Saved data entries
----

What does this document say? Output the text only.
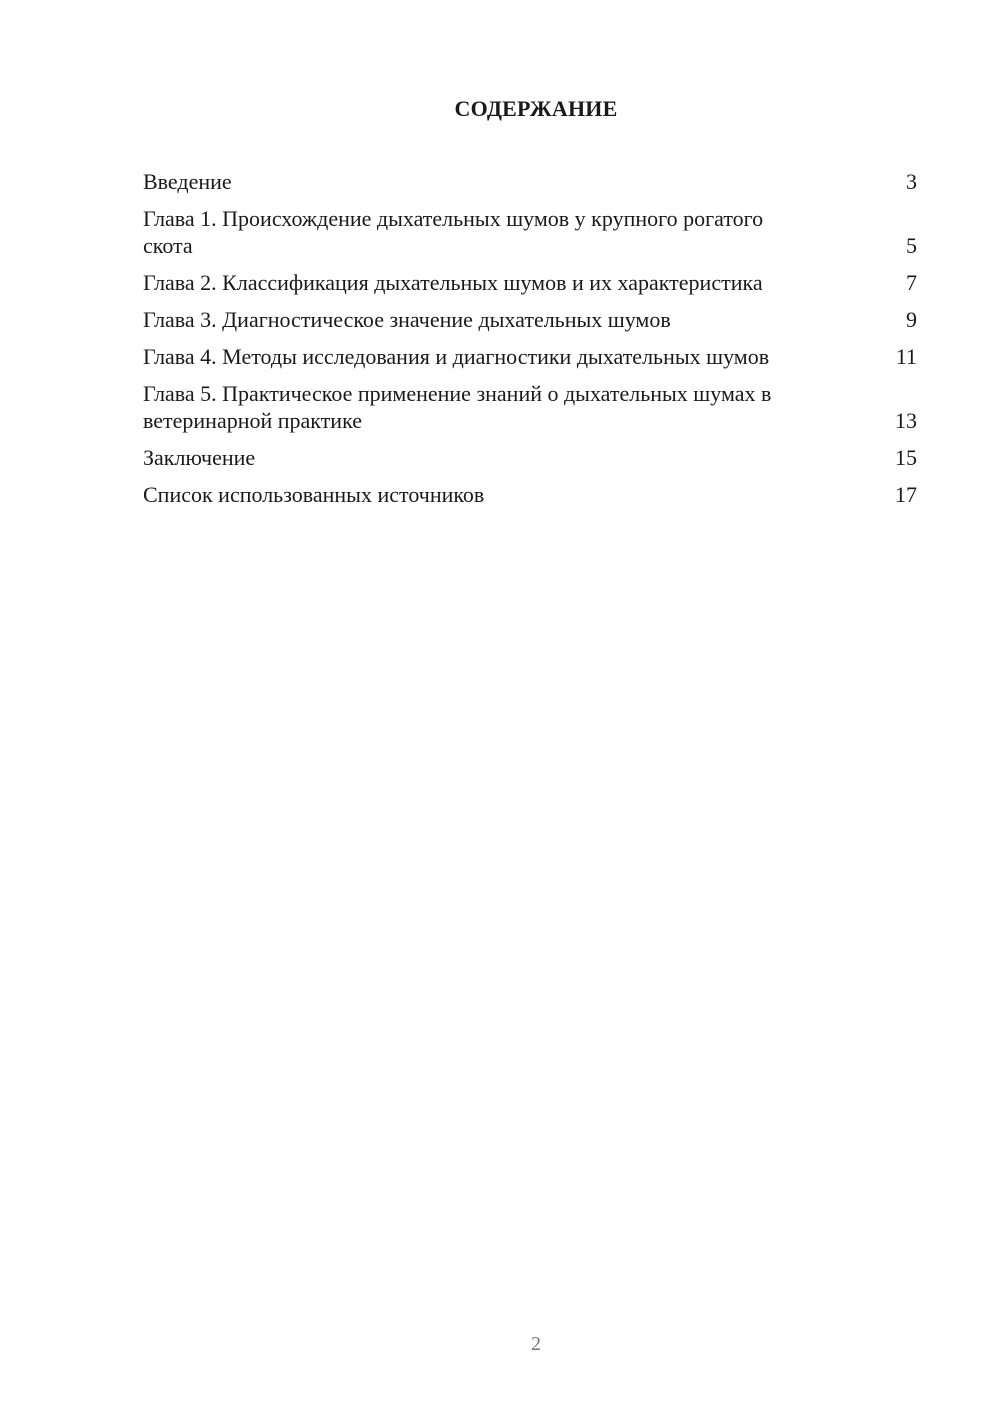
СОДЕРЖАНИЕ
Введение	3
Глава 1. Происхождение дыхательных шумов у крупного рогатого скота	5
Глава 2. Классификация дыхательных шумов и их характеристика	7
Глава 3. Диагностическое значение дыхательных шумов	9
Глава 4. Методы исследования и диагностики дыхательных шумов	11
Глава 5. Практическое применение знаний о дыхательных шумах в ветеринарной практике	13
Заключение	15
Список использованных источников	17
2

----

## Do this
Copy the records exactly. Skip the pictures.

## Solved exercise
What does this document say? Output the text only.
СОДЕРЖАНИЕ
Введение	3
Глава 1. Происхождение дыхательных шумов у крупного рогатого скота	5
Глава 2. Классификация дыхательных шумов и их характеристика	7
Глава 3. Диагностическое значение дыхательных шумов	9
Глава 4. Методы исследования и диагностики дыхательных шумов	11
Глава 5. Практическое применение знаний о дыхательных шумах в ветеринарной практике	13
Заключение	15
Список использованных источников	17
2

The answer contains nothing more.